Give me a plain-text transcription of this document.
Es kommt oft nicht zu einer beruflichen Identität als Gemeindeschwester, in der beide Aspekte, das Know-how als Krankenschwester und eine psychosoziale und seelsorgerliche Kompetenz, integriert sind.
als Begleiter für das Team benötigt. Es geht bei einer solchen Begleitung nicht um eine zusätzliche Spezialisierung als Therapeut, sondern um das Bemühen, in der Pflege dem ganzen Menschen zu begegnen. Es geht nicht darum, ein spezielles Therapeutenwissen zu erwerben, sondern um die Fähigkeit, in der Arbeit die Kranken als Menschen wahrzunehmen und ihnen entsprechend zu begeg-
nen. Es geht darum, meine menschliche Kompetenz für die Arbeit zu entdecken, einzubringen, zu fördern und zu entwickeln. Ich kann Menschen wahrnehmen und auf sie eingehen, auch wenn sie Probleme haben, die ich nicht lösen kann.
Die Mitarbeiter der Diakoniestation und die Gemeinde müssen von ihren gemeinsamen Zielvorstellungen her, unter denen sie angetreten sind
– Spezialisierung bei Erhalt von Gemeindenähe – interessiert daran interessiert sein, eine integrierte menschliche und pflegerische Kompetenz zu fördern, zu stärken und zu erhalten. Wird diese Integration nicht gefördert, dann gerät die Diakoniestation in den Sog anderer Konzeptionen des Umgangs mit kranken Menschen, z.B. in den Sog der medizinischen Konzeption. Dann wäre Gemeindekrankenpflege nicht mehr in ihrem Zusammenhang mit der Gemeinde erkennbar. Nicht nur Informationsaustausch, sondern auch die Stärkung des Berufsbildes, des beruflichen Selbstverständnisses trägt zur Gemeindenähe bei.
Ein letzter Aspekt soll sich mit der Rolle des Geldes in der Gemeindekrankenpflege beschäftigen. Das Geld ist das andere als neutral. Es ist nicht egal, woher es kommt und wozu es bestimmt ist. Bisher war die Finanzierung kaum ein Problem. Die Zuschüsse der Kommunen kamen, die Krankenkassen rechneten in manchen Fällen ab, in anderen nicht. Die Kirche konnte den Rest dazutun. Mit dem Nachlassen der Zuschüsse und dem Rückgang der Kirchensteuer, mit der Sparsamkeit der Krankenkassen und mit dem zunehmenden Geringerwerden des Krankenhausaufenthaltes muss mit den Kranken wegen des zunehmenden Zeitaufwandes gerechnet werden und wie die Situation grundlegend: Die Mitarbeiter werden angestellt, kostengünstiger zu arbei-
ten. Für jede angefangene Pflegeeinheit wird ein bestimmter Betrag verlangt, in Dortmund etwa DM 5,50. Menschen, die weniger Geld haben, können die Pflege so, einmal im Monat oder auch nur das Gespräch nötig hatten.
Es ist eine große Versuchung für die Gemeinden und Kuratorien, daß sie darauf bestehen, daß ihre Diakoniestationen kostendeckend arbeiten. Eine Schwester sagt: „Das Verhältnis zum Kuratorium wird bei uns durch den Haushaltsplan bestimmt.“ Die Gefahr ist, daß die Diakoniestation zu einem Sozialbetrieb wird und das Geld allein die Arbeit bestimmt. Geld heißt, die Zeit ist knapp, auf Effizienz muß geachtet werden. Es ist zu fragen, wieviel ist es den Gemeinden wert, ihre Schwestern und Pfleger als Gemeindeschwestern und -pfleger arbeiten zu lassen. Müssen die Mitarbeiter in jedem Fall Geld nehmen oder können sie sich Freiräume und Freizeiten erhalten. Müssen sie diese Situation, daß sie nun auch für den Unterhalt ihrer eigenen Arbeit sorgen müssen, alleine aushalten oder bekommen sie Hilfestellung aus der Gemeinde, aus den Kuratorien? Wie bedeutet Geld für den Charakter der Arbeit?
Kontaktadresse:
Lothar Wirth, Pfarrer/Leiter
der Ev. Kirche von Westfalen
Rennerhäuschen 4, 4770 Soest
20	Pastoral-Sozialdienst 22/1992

■ ■ ■ ■ ■ ■ ■

● Your goal:
Transcribe the material above word for word.

● Answer to the problem:
Give me a plain-text transcription of this document.
Es kommt oft nicht zu einer beruflichen Identität als Gemeindeschwester, in der beide Aspekte, das Know-how als Krankenschwester und eine psychosoziale und seelsorgerliche Kompetenz, integriert sind.
als Begleiter für das Team benötigt. Es geht bei einer solchen Begleitung nicht um eine zusätzliche Spezialisierung als Therapeut, sondern um das Bemühen, in der Pflege dem ganzen Menschen zu begegnen. Es geht nicht darum, ein spezielles Therapeutenwissen zu erwerben, sondern um die Fähigkeit, in der Arbeit die Kranken als Menschen wahrzunehmen und ihnen entsprechend zu begeg-
nen. Es geht darum, meine menschliche Kompetenz für die Arbeit zu entdecken, einzubringen, zu fördern und zu entwickeln. Ich kann Menschen wahrnehmen und auf sie eingehen, auch wenn sie Probleme haben, die ich nicht lösen kann.
Die Mitarbeiter der Diakoniestation und die Gemeinde müssen von ihren gemeinsamen Zielvorstellungen her, unter denen sie angetreten sind
– Spezialisierung bei Erhalt von Gemeindenähe – interessiert daran interessiert sein, eine integrierte menschliche und pflegerische Kompetenz zu fördern, zu stärken und zu erhalten. Wird diese Integration nicht gefördert, dann gerät die Diakoniestation in den Sog anderer Konzeptionen des Umgangs mit kranken Menschen, z.B. in den Sog der medizinischen Konzeption. Dann wäre Gemeindekrankenpflege nicht mehr in ihrem Zusammenhang mit der Gemeinde erkennbar. Nicht nur Informationsaustausch, sondern auch die Stärkung des Berufsbildes, des beruflichen Selbstverständnisses trägt zur Gemeindenähe bei.
Ein letzter Aspekt soll sich mit der Rolle des Geldes in der Gemeindekrankenpflege beschäftigen. Das Geld ist das andere als neutral. Es ist nicht egal, woher es kommt und wozu es bestimmt ist. Bisher war die Finanzierung kaum ein Problem. Die Zuschüsse der Kommunen kamen, die Krankenkassen rechneten in manchen Fällen ab, in anderen nicht. Die Kirche konnte den Rest dazutun. Mit dem Nachlassen der Zuschüsse und dem Rückgang der Kirchensteuer, mit der Sparsamkeit der Krankenkassen und mit dem zunehmenden Geringerwerden des Krankenhausaufenthaltes muss mit den Kranken wegen des zunehmenden Zeitaufwandes gerechnet werden und wie die Situation grundlegend: Die Mitarbeiter werden angestellt, kostengünstiger zu arbei-
ten. Für jede angefangene Pflegeeinheit wird ein bestimmter Betrag verlangt, in Dortmund etwa DM 5,50. Menschen, die weniger Geld haben, können die Pflege so, einmal im Monat oder auch nur das Gespräch nötig hatten.
Es ist eine große Versuchung für die Gemeinden und Kuratorien, daß sie darauf bestehen, daß ihre Diakoniestationen kostendeckend arbeiten. Eine Schwester sagt: „Das Verhältnis zum Kuratorium wird bei uns durch den Haushaltsplan bestimmt.“ Die Gefahr ist, daß die Diakoniestation zu einem Sozialbetrieb wird und das Geld allein die Arbeit bestimmt. Geld heißt, die Zeit ist knapp, auf Effizienz muß geachtet werden. Es ist zu fragen, wieviel ist es den Gemeinden wert, ihre Schwestern und Pfleger als Gemeindeschwestern und -pfleger arbeiten zu lassen. Müssen die Mitarbeiter in jedem Fall Geld nehmen oder können sie sich Freiräume und Freizeiten erhalten. Müssen sie diese Situation, daß sie nun auch für den Unterhalt ihrer eigenen Arbeit sorgen müssen, alleine aushalten oder bekommen sie Hilfestellung aus der Gemeinde, aus den Kuratorien? Wie bedeutet Geld für den Charakter der Arbeit?
Kontaktadresse:
Lothar Wirth, Pfarrer/Leiter
der Ev. Kirche von Westfalen
Rennerhäuschen 4, 4770 Soest
20	Pastoral-Sozialdienst 22/1992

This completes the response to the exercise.